------ EXTRACTED MATERIAL ------

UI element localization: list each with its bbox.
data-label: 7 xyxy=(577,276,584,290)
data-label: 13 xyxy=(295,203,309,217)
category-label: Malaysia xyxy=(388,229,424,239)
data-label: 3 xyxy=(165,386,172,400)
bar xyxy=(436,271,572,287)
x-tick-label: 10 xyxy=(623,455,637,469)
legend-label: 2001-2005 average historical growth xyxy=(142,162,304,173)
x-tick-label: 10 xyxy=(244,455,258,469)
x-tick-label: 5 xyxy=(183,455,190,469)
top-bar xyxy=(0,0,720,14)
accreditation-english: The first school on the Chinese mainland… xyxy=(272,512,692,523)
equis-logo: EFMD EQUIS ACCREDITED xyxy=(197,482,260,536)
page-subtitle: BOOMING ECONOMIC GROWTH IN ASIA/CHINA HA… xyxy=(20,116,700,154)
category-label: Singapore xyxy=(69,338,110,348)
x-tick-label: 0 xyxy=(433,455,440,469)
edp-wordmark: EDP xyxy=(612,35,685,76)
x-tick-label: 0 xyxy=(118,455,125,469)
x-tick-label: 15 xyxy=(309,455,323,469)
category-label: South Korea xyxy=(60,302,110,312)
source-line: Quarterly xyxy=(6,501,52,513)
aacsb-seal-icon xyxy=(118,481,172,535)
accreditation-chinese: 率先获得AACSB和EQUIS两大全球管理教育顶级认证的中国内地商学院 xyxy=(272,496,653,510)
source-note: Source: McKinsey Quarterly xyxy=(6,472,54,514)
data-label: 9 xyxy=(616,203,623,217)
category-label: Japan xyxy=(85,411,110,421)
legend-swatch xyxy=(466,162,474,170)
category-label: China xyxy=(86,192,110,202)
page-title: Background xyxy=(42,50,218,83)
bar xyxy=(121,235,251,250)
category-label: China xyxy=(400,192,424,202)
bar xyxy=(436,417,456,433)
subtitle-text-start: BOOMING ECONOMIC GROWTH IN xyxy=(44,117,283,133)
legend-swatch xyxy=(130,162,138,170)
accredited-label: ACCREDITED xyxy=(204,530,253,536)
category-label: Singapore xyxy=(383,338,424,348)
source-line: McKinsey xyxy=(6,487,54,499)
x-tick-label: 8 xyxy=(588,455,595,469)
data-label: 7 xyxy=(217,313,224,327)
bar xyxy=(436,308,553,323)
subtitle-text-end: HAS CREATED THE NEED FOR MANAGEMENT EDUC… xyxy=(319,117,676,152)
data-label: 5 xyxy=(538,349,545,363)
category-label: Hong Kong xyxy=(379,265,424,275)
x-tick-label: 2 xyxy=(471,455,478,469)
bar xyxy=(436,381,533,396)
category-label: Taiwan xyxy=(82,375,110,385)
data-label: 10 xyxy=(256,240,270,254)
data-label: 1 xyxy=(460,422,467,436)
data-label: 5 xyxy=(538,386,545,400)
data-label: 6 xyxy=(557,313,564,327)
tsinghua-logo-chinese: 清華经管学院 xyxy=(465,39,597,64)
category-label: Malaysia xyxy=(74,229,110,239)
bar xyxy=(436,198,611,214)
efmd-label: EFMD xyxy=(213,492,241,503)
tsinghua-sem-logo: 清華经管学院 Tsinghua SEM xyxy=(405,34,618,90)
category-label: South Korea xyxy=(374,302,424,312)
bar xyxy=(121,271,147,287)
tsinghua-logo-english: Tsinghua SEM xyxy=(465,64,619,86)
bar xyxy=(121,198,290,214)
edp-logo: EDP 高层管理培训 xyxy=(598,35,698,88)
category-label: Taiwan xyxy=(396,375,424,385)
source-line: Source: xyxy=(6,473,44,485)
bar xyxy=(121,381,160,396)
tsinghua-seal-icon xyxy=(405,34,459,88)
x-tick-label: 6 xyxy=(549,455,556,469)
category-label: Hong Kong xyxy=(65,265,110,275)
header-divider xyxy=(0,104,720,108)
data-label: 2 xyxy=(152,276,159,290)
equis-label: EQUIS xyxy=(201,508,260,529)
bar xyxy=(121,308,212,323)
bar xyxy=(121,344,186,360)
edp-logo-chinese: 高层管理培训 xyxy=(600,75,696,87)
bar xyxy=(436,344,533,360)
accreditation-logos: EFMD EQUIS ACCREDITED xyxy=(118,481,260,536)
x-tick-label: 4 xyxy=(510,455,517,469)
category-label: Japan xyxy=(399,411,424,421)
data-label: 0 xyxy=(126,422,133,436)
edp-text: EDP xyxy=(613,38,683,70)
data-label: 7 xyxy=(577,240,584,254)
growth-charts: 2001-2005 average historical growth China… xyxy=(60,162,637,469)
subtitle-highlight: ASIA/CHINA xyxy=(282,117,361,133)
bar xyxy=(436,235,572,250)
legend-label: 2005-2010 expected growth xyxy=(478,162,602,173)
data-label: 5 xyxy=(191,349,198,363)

------

▶ OBJECTIVE: Quote the entries above line for line, with no changes.

▶ CORRECT ANSWER:
UI element localization: list each with its bbox.
data-label: 7 xyxy=(577,276,584,290)
data-label: 13 xyxy=(295,203,309,217)
category-label: Malaysia xyxy=(388,229,424,239)
data-label: 3 xyxy=(165,386,172,400)
bar xyxy=(436,271,572,287)
x-tick-label: 10 xyxy=(623,455,637,469)
legend-label: 2001-2005 average historical growth xyxy=(142,162,304,173)
x-tick-label: 10 xyxy=(244,455,258,469)
x-tick-label: 5 xyxy=(183,455,190,469)
top-bar xyxy=(0,0,720,14)
accreditation-english: The first school on the Chinese mainland… xyxy=(272,512,692,523)
equis-logo: EFMD EQUIS ACCREDITED xyxy=(197,482,260,536)
page-subtitle: BOOMING ECONOMIC GROWTH IN ASIA/CHINA HA… xyxy=(20,116,700,154)
category-label: Singapore xyxy=(69,338,110,348)
x-tick-label: 0 xyxy=(433,455,440,469)
edp-wordmark: EDP xyxy=(612,35,685,76)
x-tick-label: 0 xyxy=(118,455,125,469)
x-tick-label: 15 xyxy=(309,455,323,469)
category-label: South Korea xyxy=(60,302,110,312)
source-line: Quarterly xyxy=(6,501,52,513)
aacsb-seal-icon xyxy=(118,481,172,535)
accreditation-chinese: 率先获得AACSB和EQUIS两大全球管理教育顶级认证的中国内地商学院 xyxy=(272,496,653,510)
source-note: Source: McKinsey Quarterly xyxy=(6,472,54,514)
data-label: 9 xyxy=(616,203,623,217)
category-label: Japan xyxy=(85,411,110,421)
legend-swatch xyxy=(466,162,474,170)
category-label: China xyxy=(86,192,110,202)
page-title: Background xyxy=(42,50,218,83)
bar xyxy=(121,235,251,250)
category-label: China xyxy=(400,192,424,202)
bar xyxy=(436,417,456,433)
subtitle-text-start: BOOMING ECONOMIC GROWTH IN xyxy=(44,117,283,133)
legend-swatch xyxy=(130,162,138,170)
accredited-label: ACCREDITED xyxy=(204,530,253,536)
category-label: Singapore xyxy=(383,338,424,348)
source-line: McKinsey xyxy=(6,487,54,499)
x-tick-label: 8 xyxy=(588,455,595,469)
data-label: 7 xyxy=(217,313,224,327)
bar xyxy=(436,308,553,323)
subtitle-text-end: HAS CREATED THE NEED FOR MANAGEMENT EDUC… xyxy=(319,117,676,152)
data-label: 5 xyxy=(538,349,545,363)
category-label: Hong Kong xyxy=(379,265,424,275)
x-tick-label: 2 xyxy=(471,455,478,469)
bar xyxy=(436,381,533,396)
category-label: Taiwan xyxy=(82,375,110,385)
data-label: 10 xyxy=(256,240,270,254)
data-label: 1 xyxy=(460,422,467,436)
data-label: 5 xyxy=(538,386,545,400)
data-label: 6 xyxy=(557,313,564,327)
tsinghua-logo-chinese: 清華经管学院 xyxy=(465,39,597,64)
category-label: Malaysia xyxy=(74,229,110,239)
bar xyxy=(436,198,611,214)
efmd-label: EFMD xyxy=(213,492,241,503)
tsinghua-sem-logo: 清華经管学院 Tsinghua SEM xyxy=(405,34,618,90)
category-label: South Korea xyxy=(374,302,424,312)
bar xyxy=(121,271,147,287)
tsinghua-logo-english: Tsinghua SEM xyxy=(465,64,619,86)
bar xyxy=(121,198,290,214)
edp-logo: EDP 高层管理培训 xyxy=(598,35,698,88)
category-label: Taiwan xyxy=(396,375,424,385)
source-line: Source: xyxy=(6,473,44,485)
bar xyxy=(121,381,160,396)
tsinghua-seal-icon xyxy=(405,34,459,88)
x-tick-label: 6 xyxy=(549,455,556,469)
category-label: Hong Kong xyxy=(65,265,110,275)
header-divider xyxy=(0,104,720,108)
data-label: 2 xyxy=(152,276,159,290)
equis-label: EQUIS xyxy=(201,508,260,529)
bar xyxy=(121,308,212,323)
bar xyxy=(121,344,186,360)
edp-logo-chinese: 高层管理培训 xyxy=(600,75,696,87)
bar xyxy=(436,344,533,360)
accreditation-logos: EFMD EQUIS ACCREDITED xyxy=(118,481,260,536)
x-tick-label: 4 xyxy=(510,455,517,469)
category-label: Japan xyxy=(399,411,424,421)
data-label: 0 xyxy=(126,422,133,436)
edp-text: EDP xyxy=(613,38,683,70)
data-label: 7 xyxy=(577,240,584,254)
growth-charts: 2001-2005 average historical growth China… xyxy=(60,162,637,469)
subtitle-highlight: ASIA/CHINA xyxy=(282,117,361,133)
bar xyxy=(436,235,572,250)
legend-label: 2005-2010 expected growth xyxy=(478,162,602,173)
data-label: 5 xyxy=(191,349,198,363)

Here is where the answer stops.